Without the pictures, print each of the records below exactly as it appears.
[start Entries]
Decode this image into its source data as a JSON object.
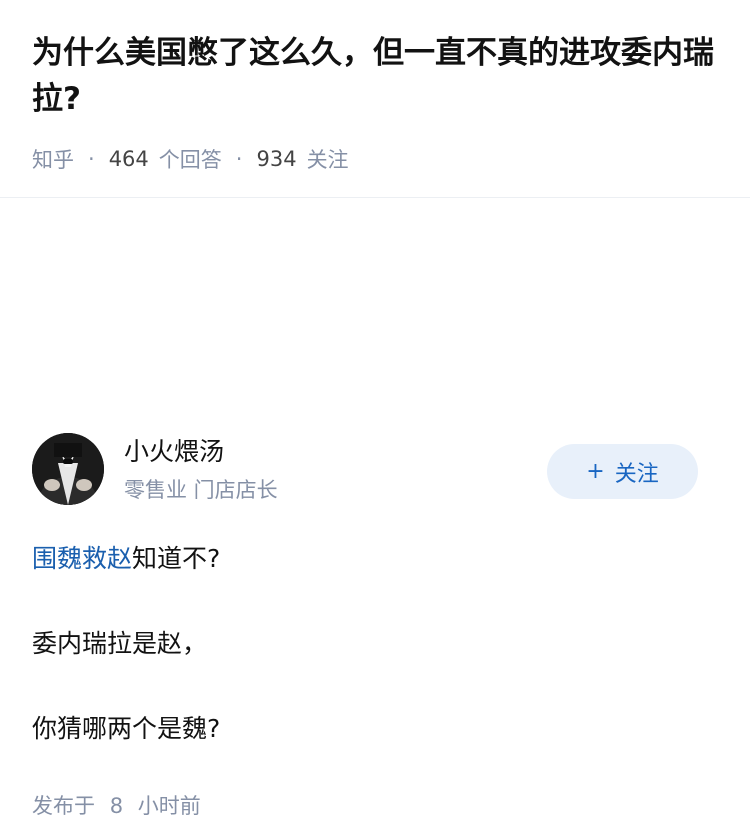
{
  "question": {
    "title": "为什么美国憋了这么久，但一直不真的进攻委内瑞拉?",
    "source": "知乎",
    "separator": "·",
    "answer_count": "464",
    "answer_label": "个回答",
    "follow_count": "934",
    "follow_label": "关注"
  },
  "author": {
    "name": "小火煨汤",
    "headline": "零售业 门店店长",
    "follow_button": {
      "icon": "+",
      "label": "关注"
    }
  },
  "answer": {
    "p1_link": "围魏救赵",
    "p1_rest": "知道不?",
    "p2": "委内瑞拉是赵，",
    "p3": "你猜哪两个是魏?",
    "publish_prefix": "发布于",
    "publish_num": "8",
    "publish_suffix": "小时前"
  },
  "colors": {
    "accent": "#1966c2",
    "meta": "#8590a6",
    "follow_bg": "#e8f0fa"
  }
}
[end Entries]
» Solution to the exercise:
Decode this image into its source data as a JSON object.
{
  "question": {
    "title": "为什么美国憋了这么久，但一直不真的进攻委内瑞拉?",
    "source": "知乎",
    "separator": "·",
    "answer_count": "464",
    "answer_label": "个回答",
    "follow_count": "934",
    "follow_label": "关注"
  },
  "author": {
    "name": "小火煨汤",
    "headline": "零售业 门店店长",
    "follow_button": {
      "icon": "+",
      "label": "关注"
    }
  },
  "answer": {
    "p1_link": "围魏救赵",
    "p1_rest": "知道不?",
    "p2": "委内瑞拉是赵，",
    "p3": "你猜哪两个是魏?",
    "publish_prefix": "发布于",
    "publish_num": "8",
    "publish_suffix": "小时前"
  },
  "colors": {
    "accent": "#1966c2",
    "meta": "#8590a6",
    "follow_bg": "#e8f0fa"
  }
}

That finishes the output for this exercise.